§ **Selected text**:
Dancing around the quantum

Quantum theory is an absolutely fundamental foundation of physics. It describes how everything works on a small scale, from atoms to photons of light. It is, arguably the most important part of modern physics. So what do we do when we teach science to children? We ignore it, and start them off with a Victorian picture of the world, which inevitably means that quantum theory will seem strange and confusing when (and if) it is eventually presented. It's as if we first taught kids that the Earth was the centre of the universe, then, later in their education, we said 'Well, actually, that's not really how modern science sees it.'

I believe we ought to bite the bullet and teach the real basics of science including quantum theory in junior school. (This is partly why I wrote Getting Science, which is aimed at primary school teachers who don't have a science background to bring them up to speed on the important stuff.)

I have neither time nor enough of your attention to run through all of quantum physics here, but I wanted to pick up on one point that causes much confusion, leaving some science writers dancing around the issue even today - and that's wave-particle duality.

§ **Extracted information**:
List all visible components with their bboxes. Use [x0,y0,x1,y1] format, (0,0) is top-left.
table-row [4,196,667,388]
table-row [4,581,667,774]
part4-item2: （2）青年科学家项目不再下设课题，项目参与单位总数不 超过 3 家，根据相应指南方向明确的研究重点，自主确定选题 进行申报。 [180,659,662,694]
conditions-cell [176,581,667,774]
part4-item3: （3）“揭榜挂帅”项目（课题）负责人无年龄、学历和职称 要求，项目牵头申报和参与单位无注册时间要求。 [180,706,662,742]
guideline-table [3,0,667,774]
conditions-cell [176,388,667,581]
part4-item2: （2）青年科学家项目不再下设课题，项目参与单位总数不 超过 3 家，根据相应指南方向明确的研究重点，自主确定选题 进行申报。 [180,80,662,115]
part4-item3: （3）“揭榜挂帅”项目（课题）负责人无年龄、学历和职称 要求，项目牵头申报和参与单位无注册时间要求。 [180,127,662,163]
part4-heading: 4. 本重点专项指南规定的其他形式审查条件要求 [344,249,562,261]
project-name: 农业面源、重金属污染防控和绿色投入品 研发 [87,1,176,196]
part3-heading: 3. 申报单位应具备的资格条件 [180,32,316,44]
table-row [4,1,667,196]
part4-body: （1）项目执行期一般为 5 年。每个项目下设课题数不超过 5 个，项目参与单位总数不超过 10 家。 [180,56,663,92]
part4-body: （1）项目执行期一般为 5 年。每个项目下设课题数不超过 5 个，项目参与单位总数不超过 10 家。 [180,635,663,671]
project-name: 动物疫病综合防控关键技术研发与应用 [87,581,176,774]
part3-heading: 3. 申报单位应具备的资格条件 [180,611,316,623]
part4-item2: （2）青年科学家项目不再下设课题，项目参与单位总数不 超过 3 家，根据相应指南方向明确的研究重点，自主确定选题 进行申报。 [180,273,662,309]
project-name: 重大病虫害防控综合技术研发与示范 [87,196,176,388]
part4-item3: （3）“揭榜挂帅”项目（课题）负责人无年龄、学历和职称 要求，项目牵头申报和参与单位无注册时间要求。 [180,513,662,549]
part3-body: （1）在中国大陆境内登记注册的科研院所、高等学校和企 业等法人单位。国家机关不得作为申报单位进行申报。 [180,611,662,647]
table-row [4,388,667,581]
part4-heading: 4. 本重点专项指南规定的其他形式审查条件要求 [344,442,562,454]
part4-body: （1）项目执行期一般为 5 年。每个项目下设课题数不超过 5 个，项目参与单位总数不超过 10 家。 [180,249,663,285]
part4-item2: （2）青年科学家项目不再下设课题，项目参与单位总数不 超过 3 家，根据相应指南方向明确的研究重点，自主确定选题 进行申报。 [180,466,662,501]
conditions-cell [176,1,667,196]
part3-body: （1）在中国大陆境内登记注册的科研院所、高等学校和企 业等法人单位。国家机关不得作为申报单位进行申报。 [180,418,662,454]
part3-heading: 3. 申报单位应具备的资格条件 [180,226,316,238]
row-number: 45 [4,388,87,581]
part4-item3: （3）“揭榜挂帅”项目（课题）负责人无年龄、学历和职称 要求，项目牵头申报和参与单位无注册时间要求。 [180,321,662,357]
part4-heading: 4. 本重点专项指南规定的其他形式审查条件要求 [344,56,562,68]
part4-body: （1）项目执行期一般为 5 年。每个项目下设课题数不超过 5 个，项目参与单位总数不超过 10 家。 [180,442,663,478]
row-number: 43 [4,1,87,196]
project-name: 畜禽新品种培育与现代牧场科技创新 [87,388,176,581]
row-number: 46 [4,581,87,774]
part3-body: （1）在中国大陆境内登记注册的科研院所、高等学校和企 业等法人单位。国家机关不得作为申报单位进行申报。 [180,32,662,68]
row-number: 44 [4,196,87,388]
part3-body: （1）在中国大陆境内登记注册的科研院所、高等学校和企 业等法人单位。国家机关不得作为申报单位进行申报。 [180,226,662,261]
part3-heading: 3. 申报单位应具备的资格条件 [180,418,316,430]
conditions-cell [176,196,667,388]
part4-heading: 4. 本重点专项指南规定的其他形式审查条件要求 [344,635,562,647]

§ **List of tasks**:
1. Answer these about the piece on teaching quantum theory:
(a) What picture of the world does it say children are started off with?
(b) Who is Getting Science aimed at?
(c) Which point causing much confusion does the author want to pick up on?
2. Please carry on the piece about teaching quantum theory, starting after its final sentence.

§ **Expected responses**:
1.
(a) A Victorian picture of the world.
(b) Primary school teachers who don't have a science background.
(c) Wave-particle duality.

2.
We introduce light as a wave, then go through this uncomfortable dance saying 'Well, sometimes it's like a wave, but at other times it's like a particle. Strange, huh?' But I'd argue this dance really isn't necessary. Let me quote one of the two greatest physicists of the twentieth century, Richard Feynman:

I want to emphasize that light comes in this form - particles. It is very important to know that light behaves like particles, especially for those of you who have gone to school, where you were probably told something about light behaving like waves. I'm telling you the way it does behave - like particles.

Feynman showed how a quantum particle that has a particular property that varies over time (phase) produces all the effects we experience with light. There is no equivalent which will describe everything light does using waves. Making use of a pure particle description is admittedly quite clumsy sometimes, because wave-like properties emerging from phase are easier described using terms like 'wavelength' - so it is convenient sometimes to use wave models. But if Feynman's right (and who am I to argue with him?) then we ought to be teaching people particles first and explaining the use of a wave model later. We've got the whole thing back to front.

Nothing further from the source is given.